• _WHAT NEEDS TO BE DONE_:
Extract the lines that hold the string "background".

(Stored data)

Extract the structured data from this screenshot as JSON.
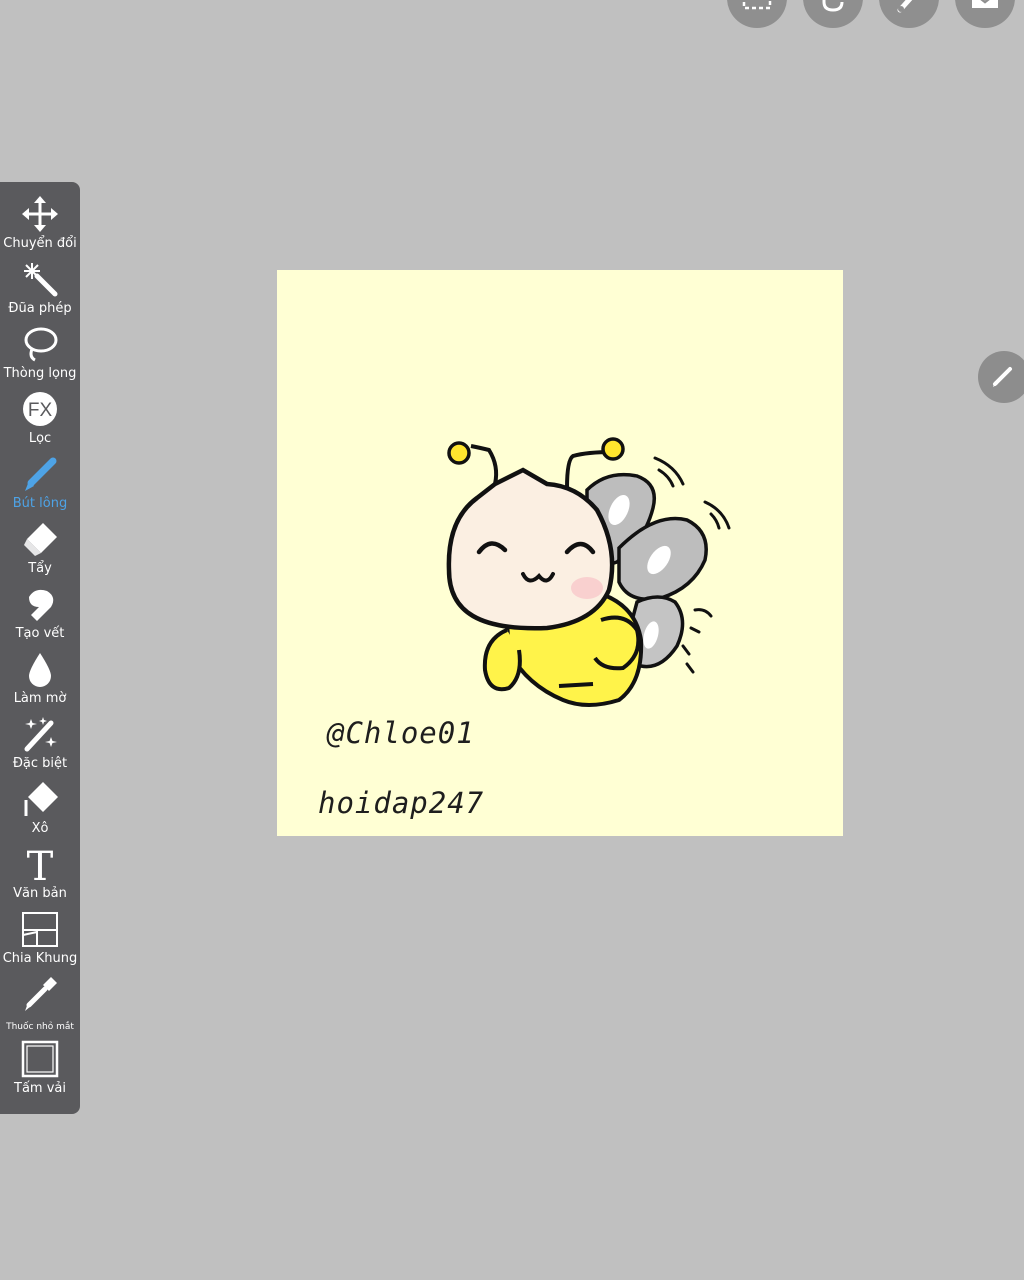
{
  "app": {
    "top_buttons": [
      {
        "icon": "selection-icon"
      },
      {
        "icon": "undo-icon"
      },
      {
        "icon": "brush-settings-icon"
      },
      {
        "icon": "layers-icon"
      }
    ],
    "edit_button_icon": "pencil-icon"
  },
  "toolbar": {
    "active_tool": "brush",
    "colors": {
      "background": "#5a5a5d",
      "label": "#ffffff",
      "active": "#4ea3e6"
    },
    "tools": [
      {
        "id": "transform",
        "label": "Chuyển đổi",
        "icon": "move-arrows-icon"
      },
      {
        "id": "magic-wand",
        "label": "Đũa phép",
        "icon": "magic-wand-icon"
      },
      {
        "id": "lasso",
        "label": "Thòng lọng",
        "icon": "lasso-icon"
      },
      {
        "id": "filter",
        "label": "Lọc",
        "icon": "fx-icon",
        "icon_text": "FX"
      },
      {
        "id": "brush",
        "label": "Bút lông",
        "icon": "brush-icon"
      },
      {
        "id": "eraser",
        "label": "Tẩy",
        "icon": "eraser-icon"
      },
      {
        "id": "smudge",
        "label": "Tạo vết",
        "icon": "smudge-icon"
      },
      {
        "id": "blur",
        "label": "Làm mờ",
        "icon": "blur-drop-icon"
      },
      {
        "id": "special",
        "label": "Đặc biệt",
        "icon": "sparkle-wand-icon"
      },
      {
        "id": "bucket",
        "label": "Xô",
        "icon": "paint-bucket-icon"
      },
      {
        "id": "text",
        "label": "Văn bản",
        "icon": "text-icon",
        "icon_text": "T"
      },
      {
        "id": "frame-divider",
        "label": "Chia Khung",
        "icon": "frame-divider-icon"
      },
      {
        "id": "eyedropper",
        "label": "Thuốc nhỏ mắt",
        "icon": "eyedropper-icon"
      },
      {
        "id": "canvas",
        "label": "Tấm vải",
        "icon": "canvas-icon"
      }
    ]
  },
  "canvas": {
    "background": "#ffffd4",
    "artwork": "bee-drawing",
    "signature_1": "@Chloe01",
    "signature_2": "hoidap247"
  }
}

• _RESULT OF THE EXERCISE_:
      "background": "#5a5a5d",
    "background": "#ffffd4",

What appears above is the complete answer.